[Data pulled from a collection]
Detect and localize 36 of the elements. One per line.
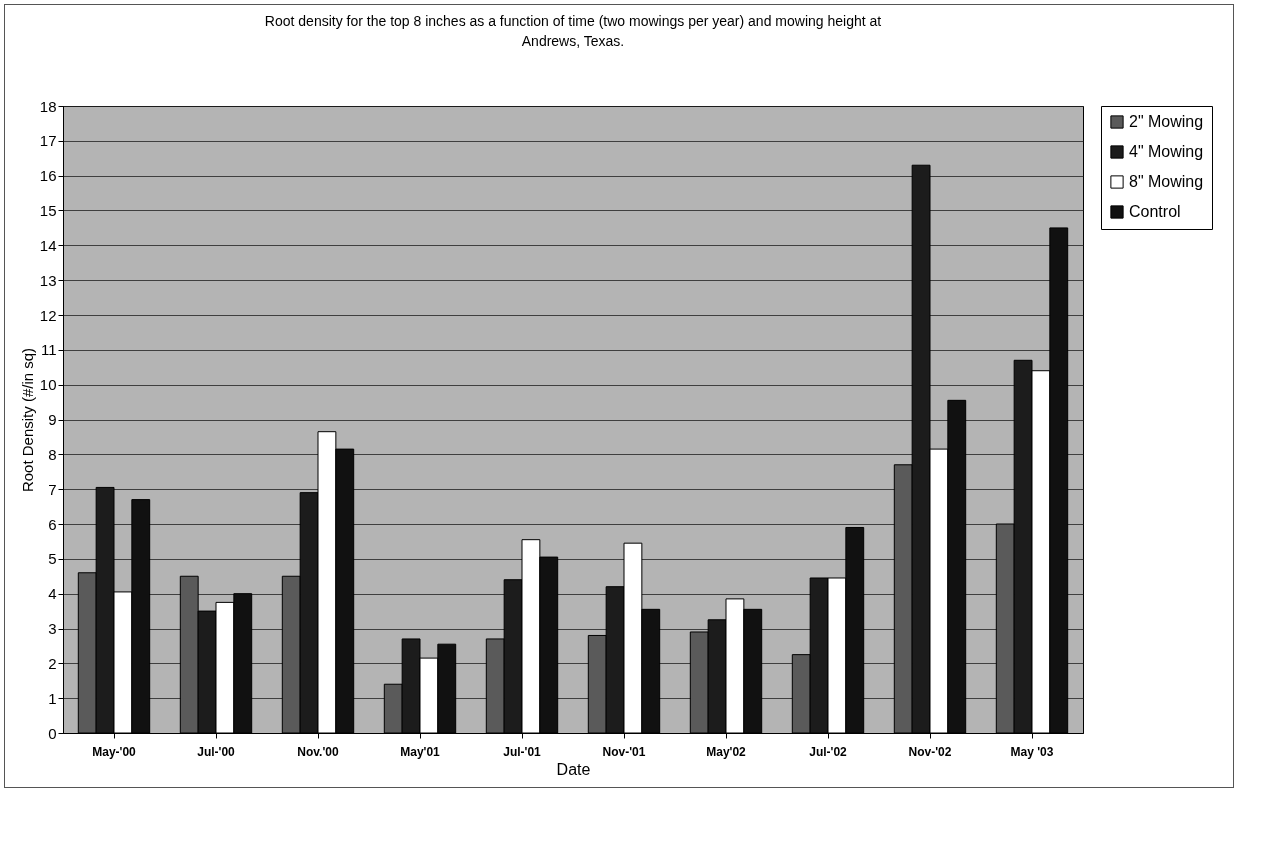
x-tick-label: Nov-'02 [908, 744, 952, 759]
y-tick-label: 16 [39, 167, 57, 185]
x-tick-label: Jul-'01 [503, 744, 542, 759]
x-tick-label: May'01 [400, 744, 441, 759]
x-tick-label: May '03 [1010, 744, 1054, 759]
y-tick-label: 11 [40, 341, 57, 359]
y-tick-label: 9 [48, 411, 57, 428]
y-tick-label: 12 [39, 306, 57, 324]
y-tick-label: 1 [48, 689, 57, 707]
x-tick-label: May'02 [706, 744, 747, 759]
x-axis-title: Date [556, 760, 591, 778]
x-tick-label: Nov.'00 [297, 744, 339, 759]
y-tick-label: 4 [48, 585, 57, 603]
x-tick-label: May-'00 [92, 744, 137, 759]
y-tick-label: 6 [48, 515, 57, 533]
y-tick-label: 14 [39, 236, 57, 254]
y-tick-label: 0 [48, 724, 57, 742]
x-tick-label: Jul-'02 [809, 744, 848, 759]
chart-title: Root density for the top 8 inches as a function of time (two mowings per year) and mowing height at Andrews, Texas. [264, 13, 882, 49]
y-tick-label: 5 [48, 550, 57, 568]
y-tick-label: 8 [48, 445, 57, 463]
y-tick-label: 3 [48, 620, 57, 637]
y-tick-label: 2 [48, 654, 57, 672]
y-axis-title: Root Density (#/in sq) [18, 347, 36, 493]
legend-label: 8" Mowing [1129, 173, 1204, 190]
y-tick-label: 13 [39, 271, 57, 289]
y-tick-label: 10 [39, 376, 57, 394]
y-tick-label: 15 [39, 202, 57, 219]
y-tick-label: 18 [39, 97, 57, 115]
legend-label: Control [1129, 203, 1181, 220]
y-tick-label: 17 [39, 132, 57, 150]
x-tick-label: Jul-'00 [197, 744, 236, 759]
x-tick-label: Nov-'01 [602, 744, 646, 759]
legend-label: 4" Mowing [1129, 143, 1204, 160]
legend-label: 2" Mowing [1129, 113, 1204, 130]
y-tick-label: 7 [48, 480, 57, 498]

Task directions: Copy the listing line for line, without any changes, starting with the line that contains "x-tick-label: Nov-'02 [908, 744, 952, 759]" and ending with the last line of the listing.

Result of this exercise:
x-tick-label: Nov-'02 [908, 744, 952, 759]
y-tick-label: 16 [39, 167, 57, 185]
x-tick-label: Jul-'01 [503, 744, 542, 759]
x-tick-label: May'01 [400, 744, 441, 759]
x-tick-label: May '03 [1010, 744, 1054, 759]
y-tick-label: 11 [40, 341, 57, 359]
y-tick-label: 9 [48, 411, 57, 428]
y-tick-label: 12 [39, 306, 57, 324]
y-tick-label: 1 [48, 689, 57, 707]
x-tick-label: May'02 [706, 744, 747, 759]
x-axis-title: Date [556, 760, 591, 778]
x-tick-label: Nov.'00 [297, 744, 339, 759]
y-tick-label: 4 [48, 585, 57, 603]
x-tick-label: May-'00 [92, 744, 137, 759]
y-tick-label: 6 [48, 515, 57, 533]
y-tick-label: 14 [39, 236, 57, 254]
y-tick-label: 0 [48, 724, 57, 742]
x-tick-label: Jul-'02 [809, 744, 848, 759]
chart-title: Root density for the top 8 inches as a function of time (two mowings per year) and mowing height at Andrews, Texas. [264, 13, 882, 49]
y-tick-label: 5 [48, 550, 57, 568]
y-tick-label: 8 [48, 445, 57, 463]
y-tick-label: 3 [48, 620, 57, 637]
y-tick-label: 2 [48, 654, 57, 672]
y-axis-title: Root Density (#/in sq) [18, 347, 36, 493]
legend-label: 8" Mowing [1129, 173, 1204, 190]
y-tick-label: 13 [39, 271, 57, 289]
y-tick-label: 10 [39, 376, 57, 394]
y-tick-label: 15 [39, 202, 57, 219]
y-tick-label: 18 [39, 97, 57, 115]
legend-label: Control [1129, 203, 1181, 220]
y-tick-label: 17 [39, 132, 57, 150]
x-tick-label: Jul-'00 [197, 744, 236, 759]
x-tick-label: Nov-'01 [602, 744, 646, 759]
legend-label: 4" Mowing [1129, 143, 1204, 160]
legend-label: 2" Mowing [1129, 113, 1204, 130]
y-tick-label: 7 [48, 480, 57, 498]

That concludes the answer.